= EXERCISE DESCRIPTION =
Only lines with the string "mailing" matter here; gather them from the material below.

Data records
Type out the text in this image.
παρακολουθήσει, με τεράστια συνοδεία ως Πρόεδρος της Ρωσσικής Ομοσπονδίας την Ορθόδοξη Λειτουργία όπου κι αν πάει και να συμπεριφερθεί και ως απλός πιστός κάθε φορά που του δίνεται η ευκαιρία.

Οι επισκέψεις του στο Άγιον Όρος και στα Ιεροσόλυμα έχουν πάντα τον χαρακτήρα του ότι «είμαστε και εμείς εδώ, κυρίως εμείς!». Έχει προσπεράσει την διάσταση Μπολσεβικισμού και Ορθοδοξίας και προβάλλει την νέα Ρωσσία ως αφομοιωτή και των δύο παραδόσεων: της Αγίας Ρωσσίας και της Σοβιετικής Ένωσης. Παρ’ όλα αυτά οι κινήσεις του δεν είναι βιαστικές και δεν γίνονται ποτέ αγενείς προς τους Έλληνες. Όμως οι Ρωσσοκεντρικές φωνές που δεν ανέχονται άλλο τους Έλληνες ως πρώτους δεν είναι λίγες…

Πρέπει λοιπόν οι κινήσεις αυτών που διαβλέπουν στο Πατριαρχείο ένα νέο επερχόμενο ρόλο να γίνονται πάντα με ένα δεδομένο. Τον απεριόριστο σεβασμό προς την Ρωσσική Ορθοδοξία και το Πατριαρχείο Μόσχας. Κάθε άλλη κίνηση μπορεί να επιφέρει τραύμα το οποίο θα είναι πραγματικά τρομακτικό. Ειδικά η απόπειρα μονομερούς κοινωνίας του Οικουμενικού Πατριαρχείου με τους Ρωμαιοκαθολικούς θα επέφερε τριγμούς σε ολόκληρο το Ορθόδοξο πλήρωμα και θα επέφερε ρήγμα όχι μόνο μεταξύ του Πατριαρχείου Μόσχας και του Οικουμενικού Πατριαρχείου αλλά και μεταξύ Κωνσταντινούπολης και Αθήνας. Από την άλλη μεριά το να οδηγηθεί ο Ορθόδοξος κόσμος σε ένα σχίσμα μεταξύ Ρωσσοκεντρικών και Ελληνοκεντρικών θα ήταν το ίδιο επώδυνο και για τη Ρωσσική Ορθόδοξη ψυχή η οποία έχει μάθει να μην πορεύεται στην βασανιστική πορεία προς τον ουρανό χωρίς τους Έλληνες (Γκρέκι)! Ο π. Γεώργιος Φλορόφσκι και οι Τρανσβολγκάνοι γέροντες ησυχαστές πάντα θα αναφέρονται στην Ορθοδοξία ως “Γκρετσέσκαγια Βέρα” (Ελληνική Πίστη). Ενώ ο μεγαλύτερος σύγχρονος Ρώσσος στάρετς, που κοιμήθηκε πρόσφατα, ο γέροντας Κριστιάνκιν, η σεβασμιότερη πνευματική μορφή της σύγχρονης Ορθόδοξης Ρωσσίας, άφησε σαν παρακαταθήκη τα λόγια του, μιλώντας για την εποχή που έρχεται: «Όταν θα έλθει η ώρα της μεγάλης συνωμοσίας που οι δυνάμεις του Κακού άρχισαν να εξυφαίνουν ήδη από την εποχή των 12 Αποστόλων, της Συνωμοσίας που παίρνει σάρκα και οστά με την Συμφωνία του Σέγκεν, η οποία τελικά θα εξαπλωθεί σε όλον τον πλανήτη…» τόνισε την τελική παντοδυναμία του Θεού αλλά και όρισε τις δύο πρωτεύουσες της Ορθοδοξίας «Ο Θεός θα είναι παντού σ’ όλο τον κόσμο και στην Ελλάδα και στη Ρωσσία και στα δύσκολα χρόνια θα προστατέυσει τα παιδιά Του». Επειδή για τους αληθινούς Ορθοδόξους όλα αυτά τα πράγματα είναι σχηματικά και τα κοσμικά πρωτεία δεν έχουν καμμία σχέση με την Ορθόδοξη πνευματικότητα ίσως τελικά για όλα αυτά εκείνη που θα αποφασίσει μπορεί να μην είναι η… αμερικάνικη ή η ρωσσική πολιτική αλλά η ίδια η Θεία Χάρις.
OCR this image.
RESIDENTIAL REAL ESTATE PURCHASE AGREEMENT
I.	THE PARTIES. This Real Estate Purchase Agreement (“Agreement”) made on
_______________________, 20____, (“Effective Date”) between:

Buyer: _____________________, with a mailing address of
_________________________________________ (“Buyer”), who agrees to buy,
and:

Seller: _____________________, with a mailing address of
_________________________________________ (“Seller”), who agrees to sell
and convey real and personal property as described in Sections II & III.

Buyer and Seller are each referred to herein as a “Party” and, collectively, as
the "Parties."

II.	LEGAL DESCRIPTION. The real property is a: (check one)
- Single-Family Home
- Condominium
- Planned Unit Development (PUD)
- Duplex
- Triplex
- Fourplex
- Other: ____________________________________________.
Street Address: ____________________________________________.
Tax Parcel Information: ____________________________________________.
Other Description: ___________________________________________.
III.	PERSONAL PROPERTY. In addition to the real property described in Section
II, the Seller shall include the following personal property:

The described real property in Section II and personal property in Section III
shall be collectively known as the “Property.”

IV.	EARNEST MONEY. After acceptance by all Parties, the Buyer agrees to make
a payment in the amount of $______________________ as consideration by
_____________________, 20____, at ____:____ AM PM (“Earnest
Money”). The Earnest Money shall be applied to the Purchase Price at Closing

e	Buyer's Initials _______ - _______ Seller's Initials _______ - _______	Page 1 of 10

= CORRECT ANSWER =
Buyer: _____________________, with a mailing address of
Seller: _____________________, with a mailing address of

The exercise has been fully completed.